● **Task brief**: Output all of the records exactly as written.

************

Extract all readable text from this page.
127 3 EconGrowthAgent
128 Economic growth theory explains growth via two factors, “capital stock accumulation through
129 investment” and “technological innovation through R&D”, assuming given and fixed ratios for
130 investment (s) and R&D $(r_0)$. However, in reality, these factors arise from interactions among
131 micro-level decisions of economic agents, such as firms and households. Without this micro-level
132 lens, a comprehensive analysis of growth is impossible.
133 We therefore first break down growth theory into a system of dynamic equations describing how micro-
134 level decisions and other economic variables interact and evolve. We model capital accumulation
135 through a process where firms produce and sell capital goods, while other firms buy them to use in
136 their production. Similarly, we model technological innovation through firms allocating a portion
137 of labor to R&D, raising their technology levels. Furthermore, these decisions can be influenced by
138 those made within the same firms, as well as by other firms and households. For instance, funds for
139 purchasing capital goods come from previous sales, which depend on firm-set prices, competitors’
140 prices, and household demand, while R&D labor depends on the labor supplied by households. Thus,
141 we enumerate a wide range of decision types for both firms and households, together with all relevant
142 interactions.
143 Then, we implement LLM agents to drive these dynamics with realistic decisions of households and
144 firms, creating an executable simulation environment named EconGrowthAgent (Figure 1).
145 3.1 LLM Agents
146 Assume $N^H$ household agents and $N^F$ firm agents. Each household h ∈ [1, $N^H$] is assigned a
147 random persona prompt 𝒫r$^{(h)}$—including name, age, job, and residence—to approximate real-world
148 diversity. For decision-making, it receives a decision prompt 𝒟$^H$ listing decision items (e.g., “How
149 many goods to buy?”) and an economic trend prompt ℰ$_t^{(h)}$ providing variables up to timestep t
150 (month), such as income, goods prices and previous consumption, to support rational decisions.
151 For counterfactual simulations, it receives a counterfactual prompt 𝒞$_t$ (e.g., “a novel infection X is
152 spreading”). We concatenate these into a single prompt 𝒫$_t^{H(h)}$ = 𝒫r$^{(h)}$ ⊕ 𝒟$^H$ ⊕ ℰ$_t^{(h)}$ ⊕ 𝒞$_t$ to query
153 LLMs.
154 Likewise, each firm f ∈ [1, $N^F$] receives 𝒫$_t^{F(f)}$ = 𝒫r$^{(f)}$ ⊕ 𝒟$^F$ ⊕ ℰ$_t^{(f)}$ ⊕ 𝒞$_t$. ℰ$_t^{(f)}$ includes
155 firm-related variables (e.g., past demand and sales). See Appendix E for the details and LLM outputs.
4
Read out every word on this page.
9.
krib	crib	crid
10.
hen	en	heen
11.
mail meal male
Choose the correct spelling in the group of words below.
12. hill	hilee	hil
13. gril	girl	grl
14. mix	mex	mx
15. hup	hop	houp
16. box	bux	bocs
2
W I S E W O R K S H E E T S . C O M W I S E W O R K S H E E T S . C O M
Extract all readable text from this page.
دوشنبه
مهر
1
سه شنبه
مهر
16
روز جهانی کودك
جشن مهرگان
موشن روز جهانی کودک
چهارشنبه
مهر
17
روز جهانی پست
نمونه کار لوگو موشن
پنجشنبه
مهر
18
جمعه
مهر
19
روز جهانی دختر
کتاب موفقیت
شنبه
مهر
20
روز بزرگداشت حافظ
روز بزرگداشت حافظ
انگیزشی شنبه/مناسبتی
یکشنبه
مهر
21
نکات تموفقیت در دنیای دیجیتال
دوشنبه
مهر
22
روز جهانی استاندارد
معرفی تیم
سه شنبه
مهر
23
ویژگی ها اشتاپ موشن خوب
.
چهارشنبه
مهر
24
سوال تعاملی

************

● **Finished task**:
Extract all readable text from this page.
127 3 EconGrowthAgent
128 Economic growth theory explains growth via two factors, “capital stock accumulation through
129 investment” and “technological innovation through R&D”, assuming given and fixed ratios for
130 investment (s) and R&D $(r_0)$. However, in reality, these factors arise from interactions among
131 micro-level decisions of economic agents, such as firms and households. Without this micro-level
132 lens, a comprehensive analysis of growth is impossible.
133 We therefore first break down growth theory into a system of dynamic equations describing how micro-
134 level decisions and other economic variables interact and evolve. We model capital accumulation
135 through a process where firms produce and sell capital goods, while other firms buy them to use in
136 their production. Similarly, we model technological innovation through firms allocating a portion
137 of labor to R&D, raising their technology levels. Furthermore, these decisions can be influenced by
138 those made within the same firms, as well as by other firms and households. For instance, funds for
139 purchasing capital goods come from previous sales, which depend on firm-set prices, competitors’
140 prices, and household demand, while R&D labor depends on the labor supplied by households. Thus,
141 we enumerate a wide range of decision types for both firms and households, together with all relevant
142 interactions.
143 Then, we implement LLM agents to drive these dynamics with realistic decisions of households and
144 firms, creating an executable simulation environment named EconGrowthAgent (Figure 1).
145 3.1 LLM Agents
146 Assume $N^H$ household agents and $N^F$ firm agents. Each household h ∈ [1, $N^H$] is assigned a
147 random persona prompt 𝒫r$^{(h)}$—including name, age, job, and residence—to approximate real-world
148 diversity. For decision-making, it receives a decision prompt 𝒟$^H$ listing decision items (e.g., “How
149 many goods to buy?”) and an economic trend prompt ℰ$_t^{(h)}$ providing variables up to timestep t
150 (month), such as income, goods prices and previous consumption, to support rational decisions.
151 For counterfactual simulations, it receives a counterfactual prompt 𝒞$_t$ (e.g., “a novel infection X is
152 spreading”). We concatenate these into a single prompt 𝒫$_t^{H(h)}$ = 𝒫r$^{(h)}$ ⊕ 𝒟$^H$ ⊕ ℰ$_t^{(h)}$ ⊕ 𝒞$_t$ to query
153 LLMs.
154 Likewise, each firm f ∈ [1, $N^F$] receives 𝒫$_t^{F(f)}$ = 𝒫r$^{(f)}$ ⊕ 𝒟$^F$ ⊕ ℰ$_t^{(f)}$ ⊕ 𝒞$_t$. ℰ$_t^{(f)}$ includes
155 firm-related variables (e.g., past demand and sales). See Appendix E for the details and LLM outputs.
4
Read out every word on this page.
9.
krib	crib	crid
10.
hen	en	heen
11.
mail meal male
Choose the correct spelling in the group of words below.
12. hill	hilee	hil
13. gril	girl	grl
14. mix	mex	mx
15. hup	hop	houp
16. box	bux	bocs
2
W I S E W O R K S H E E T S . C O M W I S E W O R K S H E E T S . C O M
Extract all readable text from this page.
دوشنبه
مهر
1
سه شنبه
مهر
16
روز جهانی کودك
جشن مهرگان
موشن روز جهانی کودک
چهارشنبه
مهر
17
روز جهانی پست
نمونه کار لوگو موشن
پنجشنبه
مهر
18
جمعه
مهر
19
روز جهانی دختر
کتاب موفقیت
شنبه
مهر
20
روز بزرگداشت حافظ
روز بزرگداشت حافظ
انگیزشی شنبه/مناسبتی
یکشنبه
مهر
21
نکات تموفقیت در دنیای دیجیتال
دوشنبه
مهر
22
روز جهانی استاندارد
معرفی تیم
سه شنبه
مهر
23
ویژگی ها اشتاپ موشن خوب
.
چهارشنبه
مهر
24
سوال تعاملی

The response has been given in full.